» Exercise prompt: Transcribe the listing verbatim. Do not carry over any pictures.

——————————

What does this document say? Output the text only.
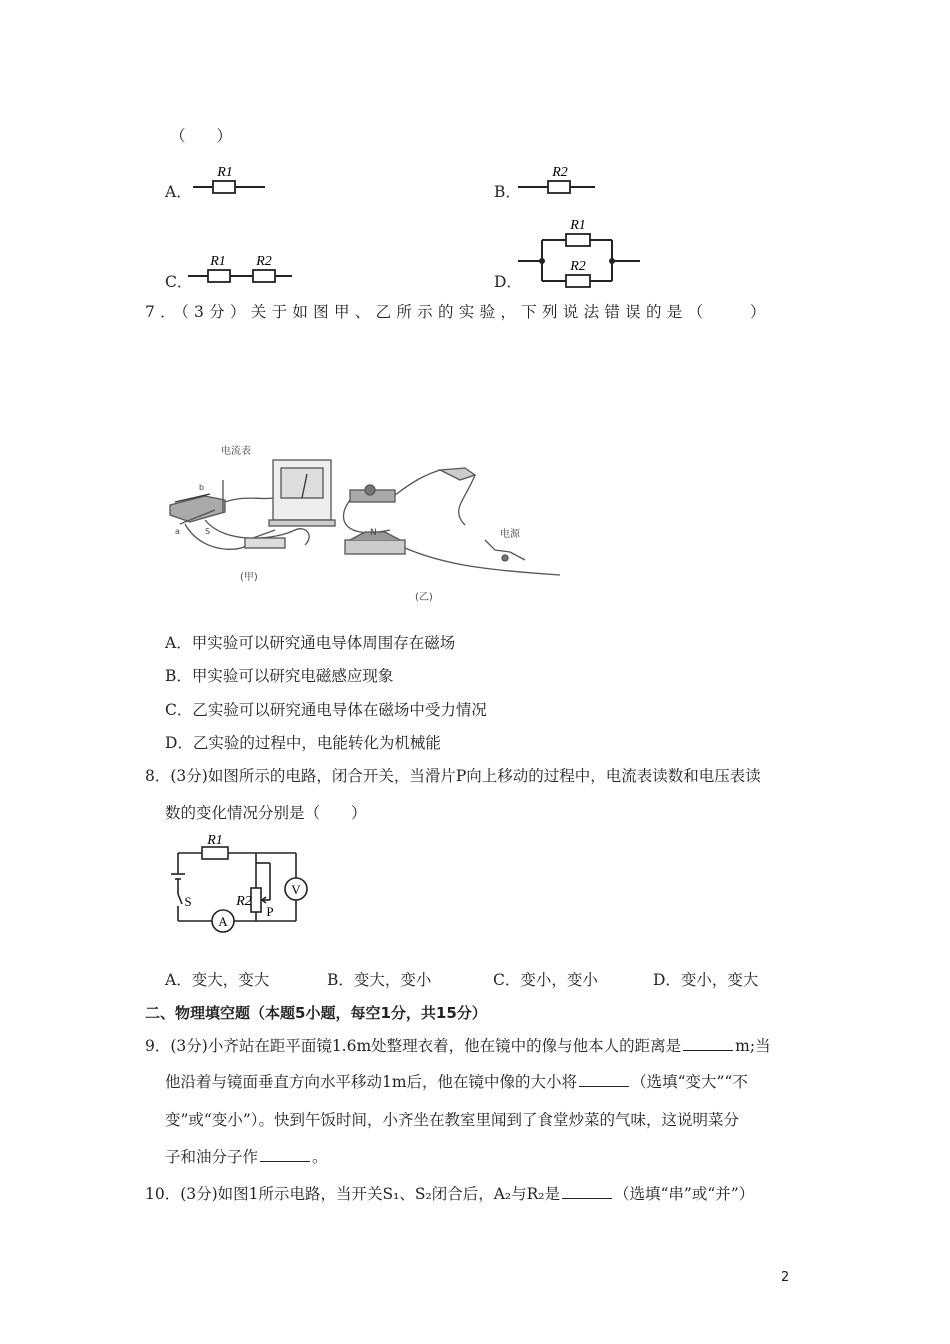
（　　）
A．
R1
B．
R2
C．
R1 R2
D．
R1
R2
7．（3分）关于如图甲、乙所示的实验，下列说法错误的是（　　）
电流表
b
a	S	N	电源
(甲)
(乙)
A．甲实验可以研究通电导体周围存在磁场
B．甲实验可以研究电磁感应现象
C．乙实验可以研究通电导体在磁场中受力情况
D．乙实验的过程中，电能转化为机械能
8．(3分)如图所示的电路，闭合开关，当滑片P向上移动的过程中，电流表读数和电压表读
数的变化情况分别是（　　）
V
A
R1
R2
P
S
A．变大，变大	B．变大，变小	C．变小，变小	D．变小，变大
二、物理填空题（本题5小题，每空1分，共15分）
9．(3分)小齐站在距平面镜1.6m处整理衣着，他在镜中的像与他本人的距离是	m;当
他沿着与镜面垂直方向水平移动1m后，他在镜中像的大小将	（选填“变大”“不
变”或“变小”）。快到午饭时间，小齐坐在教室里闻到了食堂炒菜的气味，这说明菜分
子和油分子作	。
10．(3分)如图1所示电路，当开关S₁、S₂闭合后，A₂与R₂是	（选填“串”或“并”）
2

——————————

» Solution to the exercise:
What does this document say? Output the text only.
（　　）
A．
R1
B．
R2
C．
R1 R2
D．
R1
R2
7．（3分）关于如图甲、乙所示的实验，下列说法错误的是（　　）
电流表
b
a	S	N	电源
(甲)
(乙)
A．甲实验可以研究通电导体周围存在磁场
B．甲实验可以研究电磁感应现象
C．乙实验可以研究通电导体在磁场中受力情况
D．乙实验的过程中，电能转化为机械能
8．(3分)如图所示的电路，闭合开关，当滑片P向上移动的过程中，电流表读数和电压表读
数的变化情况分别是（　　）
V
A
R1
R2
P
S
A．变大，变大	B．变大，变小	C．变小，变小	D．变小，变大
二、物理填空题（本题5小题，每空1分，共15分）
9．(3分)小齐站在距平面镜1.6m处整理衣着，他在镜中的像与他本人的距离是	m;当
他沿着与镜面垂直方向水平移动1m后，他在镜中像的大小将	（选填“变大”“不
变”或“变小”）。快到午饭时间，小齐坐在教室里闻到了食堂炒菜的气味，这说明菜分
子和油分子作	。
10．(3分)如图1所示电路，当开关S₁、S₂闭合后，A₂与R₂是	（选填“串”或“并”）
2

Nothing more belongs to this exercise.